**Task objective**
Set every record down verbatim and omit the pictures.

**Data shown**
▼

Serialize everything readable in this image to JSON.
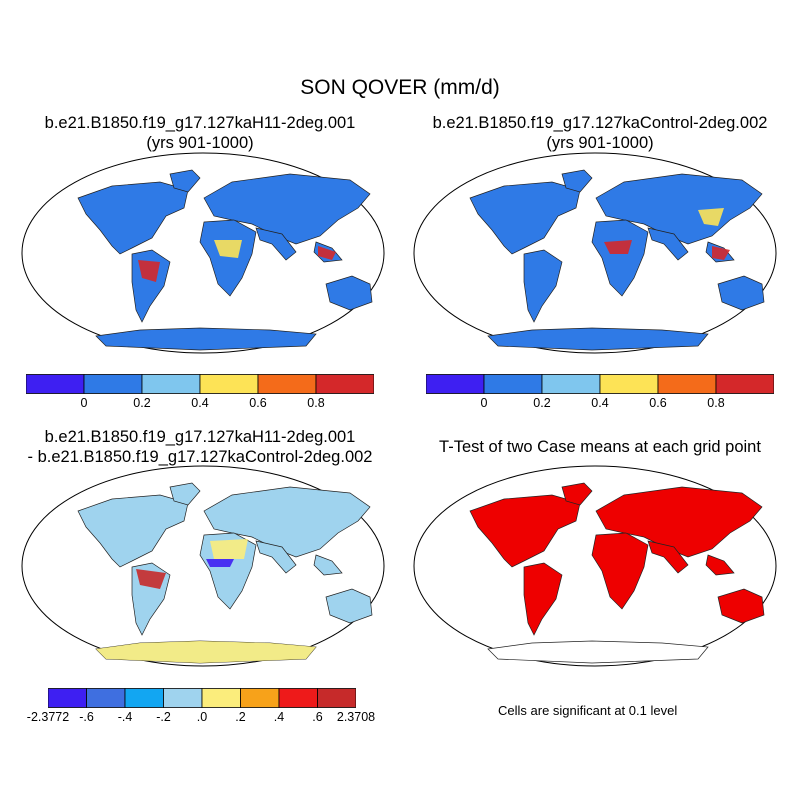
{
  "figure": {
    "title": "SON QOVER (mm/d)"
  },
  "panels": [
    {
      "id": "case",
      "title_lines": [
        "b.e21.B1850.f19_g17.127kaH11-2deg.001",
        "(yrs 901-1000)"
      ],
      "land_fill": "#2f7ae6"
    },
    {
      "id": "control",
      "title_lines": [
        "b.e21.B1850.f19_g17.127kaControl-2deg.002",
        "(yrs 901-1000)"
      ],
      "land_fill": "#2f7ae6"
    },
    {
      "id": "diff",
      "title_lines": [
        "b.e21.B1850.f19_g17.127kaH11-2deg.001",
        "- b.e21.B1850.f19_g17.127kaControl-2deg.002"
      ],
      "land_fill": "#9fd3ee"
    },
    {
      "id": "ttest",
      "title_lines": [
        "T-Test of two Case means at each grid point"
      ],
      "land_fill": "#ee0000"
    }
  ],
  "colorbars": {
    "abs": {
      "colors": [
        "#3e1ff2",
        "#2f7ae6",
        "#7fc6ee",
        "#fde356",
        "#f46b1a",
        "#d4282a"
      ],
      "labels": [
        "0",
        "0.2",
        "0.4",
        "0.6",
        "0.8"
      ]
    },
    "diff": {
      "colors": [
        "#3e1ff2",
        "#3f6fe0",
        "#12a6f2",
        "#9fd3ee",
        "#fbed7c",
        "#f7a21a",
        "#ee1a1a",
        "#c62a2a"
      ],
      "labels": [
        "-2.3772",
        "-.6",
        "-.4",
        "-.2",
        ".0",
        ".2",
        ".4",
        ".6",
        "2.3708"
      ]
    }
  },
  "significance_note": "Cells are significant at 0.1 level"
}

▲

**Response**
Serialize everything readable in this image to JSON.
{
  "figure": {
    "title": "SON QOVER (mm/d)"
  },
  "panels": [
    {
      "id": "case",
      "title_lines": [
        "b.e21.B1850.f19_g17.127kaH11-2deg.001",
        "(yrs 901-1000)"
      ],
      "land_fill": "#2f7ae6"
    },
    {
      "id": "control",
      "title_lines": [
        "b.e21.B1850.f19_g17.127kaControl-2deg.002",
        "(yrs 901-1000)"
      ],
      "land_fill": "#2f7ae6"
    },
    {
      "id": "diff",
      "title_lines": [
        "b.e21.B1850.f19_g17.127kaH11-2deg.001",
        "- b.e21.B1850.f19_g17.127kaControl-2deg.002"
      ],
      "land_fill": "#9fd3ee"
    },
    {
      "id": "ttest",
      "title_lines": [
        "T-Test of two Case means at each grid point"
      ],
      "land_fill": "#ee0000"
    }
  ],
  "colorbars": {
    "abs": {
      "colors": [
        "#3e1ff2",
        "#2f7ae6",
        "#7fc6ee",
        "#fde356",
        "#f46b1a",
        "#d4282a"
      ],
      "labels": [
        "0",
        "0.2",
        "0.4",
        "0.6",
        "0.8"
      ]
    },
    "diff": {
      "colors": [
        "#3e1ff2",
        "#3f6fe0",
        "#12a6f2",
        "#9fd3ee",
        "#fbed7c",
        "#f7a21a",
        "#ee1a1a",
        "#c62a2a"
      ],
      "labels": [
        "-2.3772",
        "-.6",
        "-.4",
        "-.2",
        ".0",
        ".2",
        ".4",
        ".6",
        "2.3708"
      ]
    }
  },
  "significance_note": "Cells are significant at 0.1 level"
}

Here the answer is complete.